** begin STORED ROWS **

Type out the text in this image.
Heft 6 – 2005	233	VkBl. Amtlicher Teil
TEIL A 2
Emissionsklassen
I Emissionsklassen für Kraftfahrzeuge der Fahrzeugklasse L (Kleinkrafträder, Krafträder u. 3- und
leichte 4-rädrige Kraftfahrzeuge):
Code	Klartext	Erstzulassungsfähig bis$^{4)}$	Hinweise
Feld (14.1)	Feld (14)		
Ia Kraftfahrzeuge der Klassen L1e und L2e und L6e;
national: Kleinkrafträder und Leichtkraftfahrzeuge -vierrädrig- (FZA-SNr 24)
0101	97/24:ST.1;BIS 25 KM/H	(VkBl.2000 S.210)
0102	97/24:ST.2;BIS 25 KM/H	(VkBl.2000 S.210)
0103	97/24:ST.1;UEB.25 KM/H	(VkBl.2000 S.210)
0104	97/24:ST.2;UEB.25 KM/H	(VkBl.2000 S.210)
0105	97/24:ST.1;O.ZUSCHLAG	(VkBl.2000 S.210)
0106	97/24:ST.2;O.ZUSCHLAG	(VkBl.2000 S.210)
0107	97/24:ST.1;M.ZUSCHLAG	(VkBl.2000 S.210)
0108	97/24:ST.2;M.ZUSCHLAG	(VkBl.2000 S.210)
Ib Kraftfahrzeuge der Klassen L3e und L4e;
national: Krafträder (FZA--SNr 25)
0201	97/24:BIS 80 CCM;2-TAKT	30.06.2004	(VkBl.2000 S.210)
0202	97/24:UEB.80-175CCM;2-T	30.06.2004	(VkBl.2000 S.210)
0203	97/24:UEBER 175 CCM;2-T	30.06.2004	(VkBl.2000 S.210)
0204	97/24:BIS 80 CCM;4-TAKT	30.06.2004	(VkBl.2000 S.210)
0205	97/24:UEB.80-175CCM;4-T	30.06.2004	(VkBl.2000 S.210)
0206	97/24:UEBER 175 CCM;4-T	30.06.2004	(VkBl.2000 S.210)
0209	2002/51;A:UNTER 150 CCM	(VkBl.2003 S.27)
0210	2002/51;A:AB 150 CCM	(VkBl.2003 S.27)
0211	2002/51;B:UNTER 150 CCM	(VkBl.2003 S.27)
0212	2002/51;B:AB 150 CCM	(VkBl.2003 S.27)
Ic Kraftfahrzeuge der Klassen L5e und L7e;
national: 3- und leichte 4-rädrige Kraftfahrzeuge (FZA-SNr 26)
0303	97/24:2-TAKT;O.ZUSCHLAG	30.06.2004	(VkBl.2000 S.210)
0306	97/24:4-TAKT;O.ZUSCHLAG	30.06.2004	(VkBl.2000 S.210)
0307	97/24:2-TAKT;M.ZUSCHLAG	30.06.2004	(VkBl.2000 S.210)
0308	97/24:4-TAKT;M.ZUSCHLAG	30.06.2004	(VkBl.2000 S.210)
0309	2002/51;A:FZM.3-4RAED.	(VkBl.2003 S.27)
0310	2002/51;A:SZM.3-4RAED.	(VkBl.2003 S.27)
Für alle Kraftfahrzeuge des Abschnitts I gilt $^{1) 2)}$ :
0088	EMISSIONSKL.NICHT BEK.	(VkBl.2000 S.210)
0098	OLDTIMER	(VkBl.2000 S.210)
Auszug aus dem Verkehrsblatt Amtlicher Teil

** end STORED ROWS **

__WHAT THE TASK REQUIRES__.
Every record above should be output exactly.

__WRITTEN RESPONSE__.
Type out the text in this image.
Heft 6 – 2005	233	VkBl. Amtlicher Teil
TEIL A 2
Emissionsklassen
I Emissionsklassen für Kraftfahrzeuge der Fahrzeugklasse L (Kleinkrafträder, Krafträder u. 3- und
leichte 4-rädrige Kraftfahrzeuge):
Code	Klartext	Erstzulassungsfähig bis$^{4)}$	Hinweise
Feld (14.1)	Feld (14)		
Ia Kraftfahrzeuge der Klassen L1e und L2e und L6e;
national: Kleinkrafträder und Leichtkraftfahrzeuge -vierrädrig- (FZA-SNr 24)
0101	97/24:ST.1;BIS 25 KM/H	(VkBl.2000 S.210)
0102	97/24:ST.2;BIS 25 KM/H	(VkBl.2000 S.210)
0103	97/24:ST.1;UEB.25 KM/H	(VkBl.2000 S.210)
0104	97/24:ST.2;UEB.25 KM/H	(VkBl.2000 S.210)
0105	97/24:ST.1;O.ZUSCHLAG	(VkBl.2000 S.210)
0106	97/24:ST.2;O.ZUSCHLAG	(VkBl.2000 S.210)
0107	97/24:ST.1;M.ZUSCHLAG	(VkBl.2000 S.210)
0108	97/24:ST.2;M.ZUSCHLAG	(VkBl.2000 S.210)
Ib Kraftfahrzeuge der Klassen L3e und L4e;
national: Krafträder (FZA--SNr 25)
0201	97/24:BIS 80 CCM;2-TAKT	30.06.2004	(VkBl.2000 S.210)
0202	97/24:UEB.80-175CCM;2-T	30.06.2004	(VkBl.2000 S.210)
0203	97/24:UEBER 175 CCM;2-T	30.06.2004	(VkBl.2000 S.210)
0204	97/24:BIS 80 CCM;4-TAKT	30.06.2004	(VkBl.2000 S.210)
0205	97/24:UEB.80-175CCM;4-T	30.06.2004	(VkBl.2000 S.210)
0206	97/24:UEBER 175 CCM;4-T	30.06.2004	(VkBl.2000 S.210)
0209	2002/51;A:UNTER 150 CCM	(VkBl.2003 S.27)
0210	2002/51;A:AB 150 CCM	(VkBl.2003 S.27)
0211	2002/51;B:UNTER 150 CCM	(VkBl.2003 S.27)
0212	2002/51;B:AB 150 CCM	(VkBl.2003 S.27)
Ic Kraftfahrzeuge der Klassen L5e und L7e;
national: 3- und leichte 4-rädrige Kraftfahrzeuge (FZA-SNr 26)
0303	97/24:2-TAKT;O.ZUSCHLAG	30.06.2004	(VkBl.2000 S.210)
0306	97/24:4-TAKT;O.ZUSCHLAG	30.06.2004	(VkBl.2000 S.210)
0307	97/24:2-TAKT;M.ZUSCHLAG	30.06.2004	(VkBl.2000 S.210)
0308	97/24:4-TAKT;M.ZUSCHLAG	30.06.2004	(VkBl.2000 S.210)
0309	2002/51;A:FZM.3-4RAED.	(VkBl.2003 S.27)
0310	2002/51;A:SZM.3-4RAED.	(VkBl.2003 S.27)
Für alle Kraftfahrzeuge des Abschnitts I gilt $^{1) 2)}$ :
0088	EMISSIONSKL.NICHT BEK.	(VkBl.2000 S.210)
0098	OLDTIMER	(VkBl.2000 S.210)
Auszug aus dem Verkehrsblatt Amtlicher Teil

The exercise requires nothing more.